◆ Job: Leave out the pictures, then reproduce the rest of the material exactly.

◆ Provided material:
-*-

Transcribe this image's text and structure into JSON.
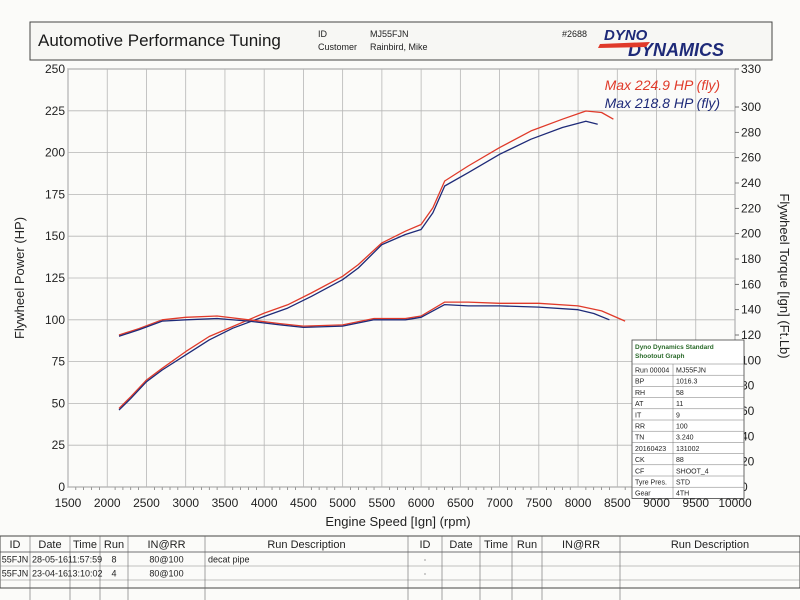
{
  "header": {
    "company": "Automotive Performance Tuning",
    "id_label": "ID",
    "id_value": "MJ55FJN",
    "customer_label": "Customer",
    "customer_value": "Rainbird, Mike",
    "job_number": "#2688",
    "logo_line1": "DYNO",
    "logo_line2": "DYNAMICS"
  },
  "colors": {
    "run_red": "#e03a2a",
    "run_blue": "#1e2a78",
    "grid": "#b6b6b6",
    "paper": "#fbfbf9",
    "table_green": "#2a6a2a"
  },
  "maxima": [
    {
      "text": "Max 224.9 HP (fly)",
      "color": "#e03a2a"
    },
    {
      "text": "Max 218.8 HP (fly)",
      "color": "#1e2a78"
    }
  ],
  "chart_data": {
    "type": "line",
    "title": "",
    "xlabel": "Engine Speed [Ign] (rpm)",
    "ylabel": "Flywheel Power (HP)",
    "y2label": "Flywheel Torque [Ign] (Ft.Lb)",
    "xlim": [
      1500,
      10000
    ],
    "ylim": [
      0,
      250
    ],
    "y2lim": [
      0,
      330
    ],
    "xticks": [
      1500,
      2000,
      2500,
      3000,
      3500,
      4000,
      4500,
      5000,
      5500,
      6000,
      6500,
      7000,
      7500,
      8000,
      8500,
      9000,
      9500,
      10000
    ],
    "yticks": [
      0,
      25,
      50,
      75,
      100,
      125,
      150,
      175,
      200,
      225,
      250
    ],
    "y2ticks": [
      0,
      20,
      40,
      60,
      80,
      100,
      120,
      140,
      160,
      180,
      200,
      220,
      240,
      260,
      280,
      300,
      330
    ],
    "grid": true,
    "series": [
      {
        "color": "#e03a2a",
        "axis": "power",
        "x": [
          2150,
          2300,
          2500,
          2700,
          3000,
          3300,
          3600,
          4000,
          4300,
          4600,
          5000,
          5200,
          5500,
          5800,
          6000,
          6150,
          6300,
          6600,
          7000,
          7400,
          7800,
          8100,
          8300,
          8450
        ],
        "y": [
          47,
          54,
          64,
          71,
          81,
          90,
          96,
          104,
          109,
          116,
          126,
          133,
          146,
          153,
          157,
          167,
          183,
          192,
          203,
          213,
          220,
          224.9,
          224,
          220
        ]
      },
      {
        "color": "#1e2a78",
        "axis": "power",
        "x": [
          2150,
          2300,
          2500,
          2700,
          3000,
          3300,
          3600,
          4000,
          4300,
          4600,
          5000,
          5200,
          5500,
          5800,
          6000,
          6150,
          6300,
          6600,
          7000,
          7400,
          7800,
          8100,
          8250
        ],
        "y": [
          46,
          53,
          63,
          70,
          79,
          88,
          95,
          102,
          107,
          114,
          124,
          131,
          145,
          151,
          154,
          164,
          180,
          188,
          199,
          208,
          215,
          218.8,
          217
        ]
      },
      {
        "color": "#e03a2a",
        "axis": "torque",
        "x": [
          2150,
          2400,
          2700,
          3000,
          3400,
          3800,
          4200,
          4500,
          5000,
          5400,
          5800,
          6000,
          6300,
          6600,
          7000,
          7500,
          8000,
          8300,
          8600
        ],
        "y": [
          120,
          125,
          132,
          134,
          135,
          132,
          129,
          127,
          128,
          133,
          133,
          135,
          146,
          146,
          145,
          145,
          143,
          139,
          131
        ]
      },
      {
        "color": "#1e2a78",
        "axis": "torque",
        "x": [
          2150,
          2400,
          2700,
          3000,
          3400,
          3800,
          4200,
          4500,
          5000,
          5400,
          5800,
          6000,
          6300,
          6600,
          7000,
          7500,
          8000,
          8200,
          8400
        ],
        "y": [
          119,
          124,
          131,
          132,
          133,
          131,
          128,
          126,
          127,
          132,
          132,
          134,
          144,
          143,
          143,
          142,
          140,
          137,
          132
        ]
      }
    ]
  },
  "standard_table": {
    "title_line1": "Dyno Dynamics Standard",
    "title_line2": "Shootout Graph",
    "rows": [
      [
        "Run 00004",
        "MJ55FJN"
      ],
      [
        "BP",
        "1016.3"
      ],
      [
        "RH",
        "58"
      ],
      [
        "AT",
        "11"
      ],
      [
        "IT",
        "9"
      ],
      [
        "RR",
        "100"
      ],
      [
        "TN",
        "3.240"
      ],
      [
        "20160423",
        "131002"
      ],
      [
        "CK",
        "88"
      ],
      [
        "CF",
        "SHOOT_4"
      ],
      [
        "Tyre Pres.",
        "STD"
      ],
      [
        "Gear",
        "4TH"
      ]
    ]
  },
  "run_table": {
    "headers": [
      "ID",
      "Date",
      "Time",
      "Run",
      "IN@RR",
      "Run Description",
      "ID",
      "Date",
      "Time",
      "Run",
      "IN@RR",
      "Run Description"
    ],
    "rows": [
      {
        "id": "55FJN",
        "date": "28-05-16",
        "time": "11:57:59",
        "run": "8",
        "inrr": "80@100",
        "desc": "decat pipe",
        "mark": "·",
        "color": "#e03a2a"
      },
      {
        "id": "55FJN",
        "date": "23-04-16",
        "time": "13:10:02",
        "run": "4",
        "inrr": "80@100",
        "desc": "",
        "mark": "·",
        "color": "#222222"
      }
    ]
  }
}
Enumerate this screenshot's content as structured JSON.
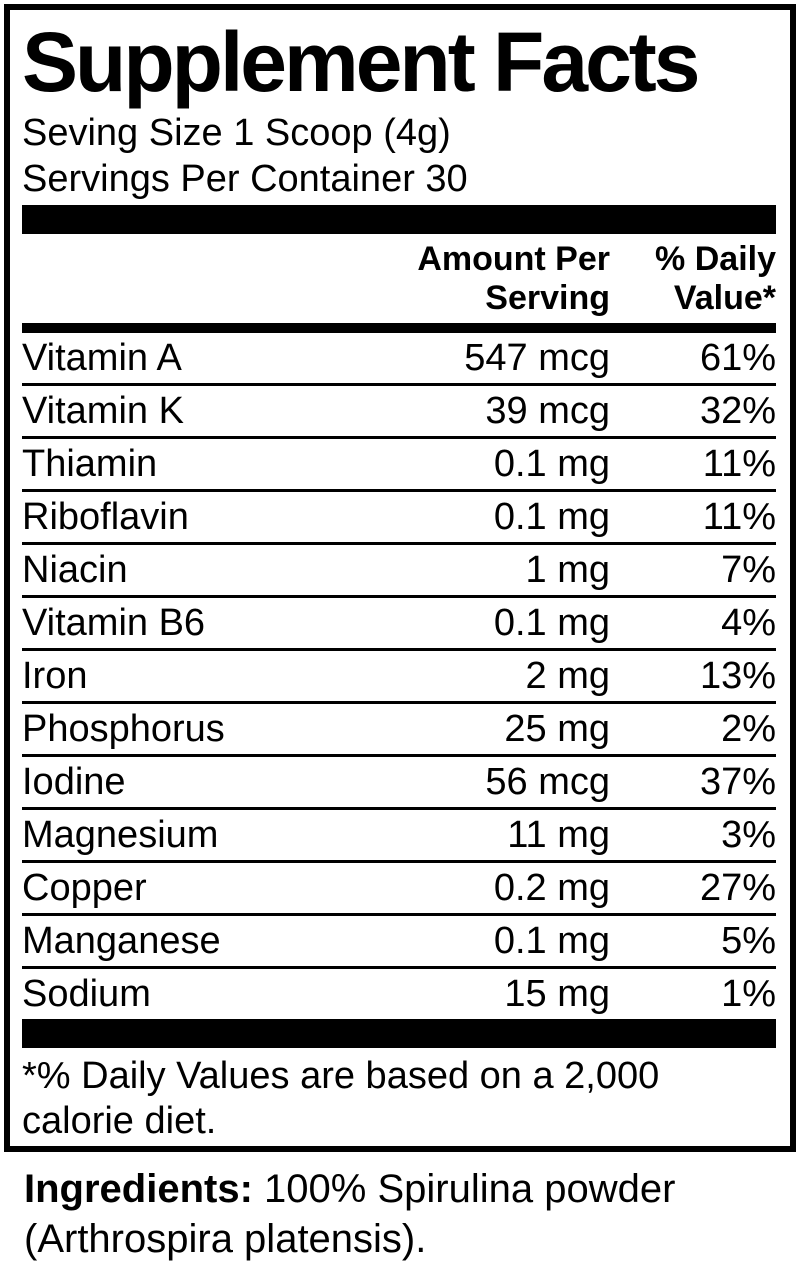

-*-

◆ Written reply:
Transcribe this image's text and structure into JSON.
{
  "header": {
    "company": "Automotive Performance Tuning",
    "id_label": "ID",
    "id_value": "MJ55FJN",
    "customer_label": "Customer",
    "customer_value": "Rainbird, Mike",
    "job_number": "#2688",
    "logo_line1": "DYNO",
    "logo_line2": "DYNAMICS"
  },
  "colors": {
    "run_red": "#e03a2a",
    "run_blue": "#1e2a78",
    "grid": "#b6b6b6",
    "paper": "#fbfbf9",
    "table_green": "#2a6a2a"
  },
  "maxima": [
    {
      "text": "Max 224.9 HP (fly)",
      "color": "#e03a2a"
    },
    {
      "text": "Max 218.8 HP (fly)",
      "color": "#1e2a78"
    }
  ],
  "chart_data": {
    "type": "line",
    "title": "",
    "xlabel": "Engine Speed [Ign] (rpm)",
    "ylabel": "Flywheel Power (HP)",
    "y2label": "Flywheel Torque [Ign] (Ft.Lb)",
    "xlim": [
      1500,
      10000
    ],
    "ylim": [
      0,
      250
    ],
    "y2lim": [
      0,
      330
    ],
    "xticks": [
      1500,
      2000,
      2500,
      3000,
      3500,
      4000,
      4500,
      5000,
      5500,
      6000,
      6500,
      7000,
      7500,
      8000,
      8500,
      9000,
      9500,
      10000
    ],
    "yticks": [
      0,
      25,
      50,
      75,
      100,
      125,
      150,
      175,
      200,
      225,
      250
    ],
    "y2ticks": [
      0,
      20,
      40,
      60,
      80,
      100,
      120,
      140,
      160,
      180,
      200,
      220,
      240,
      260,
      280,
      300,
      330
    ],
    "grid": true,
    "series": [
      {
        "color": "#e03a2a",
        "axis": "power",
        "x": [
          2150,
          2300,
          2500,
          2700,
          3000,
          3300,
          3600,
          4000,
          4300,
          4600,
          5000,
          5200,
          5500,
          5800,
          6000,
          6150,
          6300,
          6600,
          7000,
          7400,
          7800,
          8100,
          8300,
          8450
        ],
        "y": [
          47,
          54,
          64,
          71,
          81,
          90,
          96,
          104,
          109,
          116,
          126,
          133,
          146,
          153,
          157,
          167,
          183,
          192,
          203,
          213,
          220,
          224.9,
          224,
          220
        ]
      },
      {
        "color": "#1e2a78",
        "axis": "power",
        "x": [
          2150,
          2300,
          2500,
          2700,
          3000,
          3300,
          3600,
          4000,
          4300,
          4600,
          5000,
          5200,
          5500,
          5800,
          6000,
          6150,
          6300,
          6600,
          7000,
          7400,
          7800,
          8100,
          8250
        ],
        "y": [
          46,
          53,
          63,
          70,
          79,
          88,
          95,
          102,
          107,
          114,
          124,
          131,
          145,
          151,
          154,
          164,
          180,
          188,
          199,
          208,
          215,
          218.8,
          217
        ]
      },
      {
        "color": "#e03a2a",
        "axis": "torque",
        "x": [
          2150,
          2400,
          2700,
          3000,
          3400,
          3800,
          4200,
          4500,
          5000,
          5400,
          5800,
          6000,
          6300,
          6600,
          7000,
          7500,
          8000,
          8300,
          8600
        ],
        "y": [
          120,
          125,
          132,
          134,
          135,
          132,
          129,
          127,
          128,
          133,
          133,
          135,
          146,
          146,
          145,
          145,
          143,
          139,
          131
        ]
      },
      {
        "color": "#1e2a78",
        "axis": "torque",
        "x": [
          2150,
          2400,
          2700,
          3000,
          3400,
          3800,
          4200,
          4500,
          5000,
          5400,
          5800,
          6000,
          6300,
          6600,
          7000,
          7500,
          8000,
          8200,
          8400
        ],
        "y": [
          119,
          124,
          131,
          132,
          133,
          131,
          128,
          126,
          127,
          132,
          132,
          134,
          144,
          143,
          143,
          142,
          140,
          137,
          132
        ]
      }
    ]
  },
  "standard_table": {
    "title_line1": "Dyno Dynamics Standard",
    "title_line2": "Shootout Graph",
    "rows": [
      [
        "Run 00004",
        "MJ55FJN"
      ],
      [
        "BP",
        "1016.3"
      ],
      [
        "RH",
        "58"
      ],
      [
        "AT",
        "11"
      ],
      [
        "IT",
        "9"
      ],
      [
        "RR",
        "100"
      ],
      [
        "TN",
        "3.240"
      ],
      [
        "20160423",
        "131002"
      ],
      [
        "CK",
        "88"
      ],
      [
        "CF",
        "SHOOT_4"
      ],
      [
        "Tyre Pres.",
        "STD"
      ],
      [
        "Gear",
        "4TH"
      ]
    ]
  },
  "run_table": {
    "headers": [
      "ID",
      "Date",
      "Time",
      "Run",
      "IN@RR",
      "Run Description",
      "ID",
      "Date",
      "Time",
      "Run",
      "IN@RR",
      "Run Description"
    ],
    "rows": [
      {
        "id": "55FJN",
        "date": "28-05-16",
        "time": "11:57:59",
        "run": "8",
        "inrr": "80@100",
        "desc": "decat pipe",
        "mark": "·",
        "color": "#e03a2a"
      },
      {
        "id": "55FJN",
        "date": "23-04-16",
        "time": "13:10:02",
        "run": "4",
        "inrr": "80@100",
        "desc": "",
        "mark": "·",
        "color": "#222222"
      }
    ]
  }
}
Enumerate this screenshot's content as structured JSON.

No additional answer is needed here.